▼

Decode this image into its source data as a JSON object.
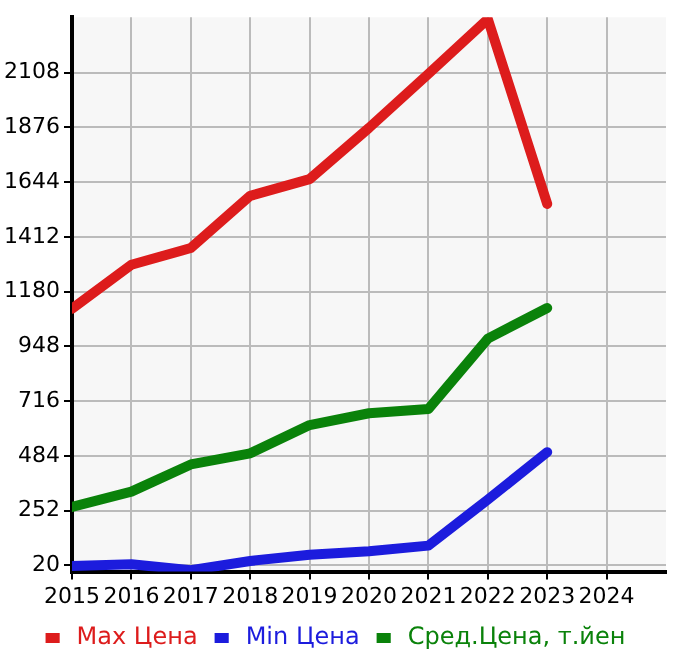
{
  "chart_data": {
    "type": "line",
    "x": [
      2015,
      2016,
      2017,
      2018,
      2019,
      2020,
      2021,
      2022,
      2023
    ],
    "series": [
      {
        "name": "Max Цена",
        "color": "#dd1c1c",
        "values": [
          1108,
          1294,
          1365,
          1586,
          1657,
          1874,
          2103,
          2335,
          1552
        ]
      },
      {
        "name": "Min Цена",
        "color": "#1c1cdd",
        "values": [
          18,
          25,
          0,
          39,
          65,
          80,
          104,
          299,
          500
        ]
      },
      {
        "name": "Сред.Цена, т.йен",
        "color": "#0a820a",
        "values": [
          268,
          333,
          448,
          495,
          615,
          665,
          683,
          981,
          1111
        ]
      }
    ],
    "xlim": [
      2015,
      2025
    ],
    "xticks": [
      2015,
      2016,
      2017,
      2018,
      2019,
      2020,
      2021,
      2022,
      2023,
      2024
    ],
    "ylim": [
      -6,
      2343
    ],
    "yticks": [
      20,
      252,
      484,
      716,
      948,
      1180,
      1412,
      1644,
      1876,
      2108
    ],
    "grid": true,
    "legend": "bottom",
    "marker": "none",
    "line_style": "solid"
  }
}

▲

• **Work to do**: Write out the records above once more, word for word, with no pictures.

• **Reply to the exercise**:
Decode this image into its source data as a JSON object.
{
  "chart_data": {
    "type": "line",
    "x": [
      2015,
      2016,
      2017,
      2018,
      2019,
      2020,
      2021,
      2022,
      2023
    ],
    "series": [
      {
        "name": "Max Цена",
        "color": "#dd1c1c",
        "values": [
          1108,
          1294,
          1365,
          1586,
          1657,
          1874,
          2103,
          2335,
          1552
        ]
      },
      {
        "name": "Min Цена",
        "color": "#1c1cdd",
        "values": [
          18,
          25,
          0,
          39,
          65,
          80,
          104,
          299,
          500
        ]
      },
      {
        "name": "Сред.Цена, т.йен",
        "color": "#0a820a",
        "values": [
          268,
          333,
          448,
          495,
          615,
          665,
          683,
          981,
          1111
        ]
      }
    ],
    "xlim": [
      2015,
      2025
    ],
    "xticks": [
      2015,
      2016,
      2017,
      2018,
      2019,
      2020,
      2021,
      2022,
      2023,
      2024
    ],
    "ylim": [
      -6,
      2343
    ],
    "yticks": [
      20,
      252,
      484,
      716,
      948,
      1180,
      1412,
      1644,
      1876,
      2108
    ],
    "grid": true,
    "legend": "bottom",
    "marker": "none",
    "line_style": "solid"
  }
}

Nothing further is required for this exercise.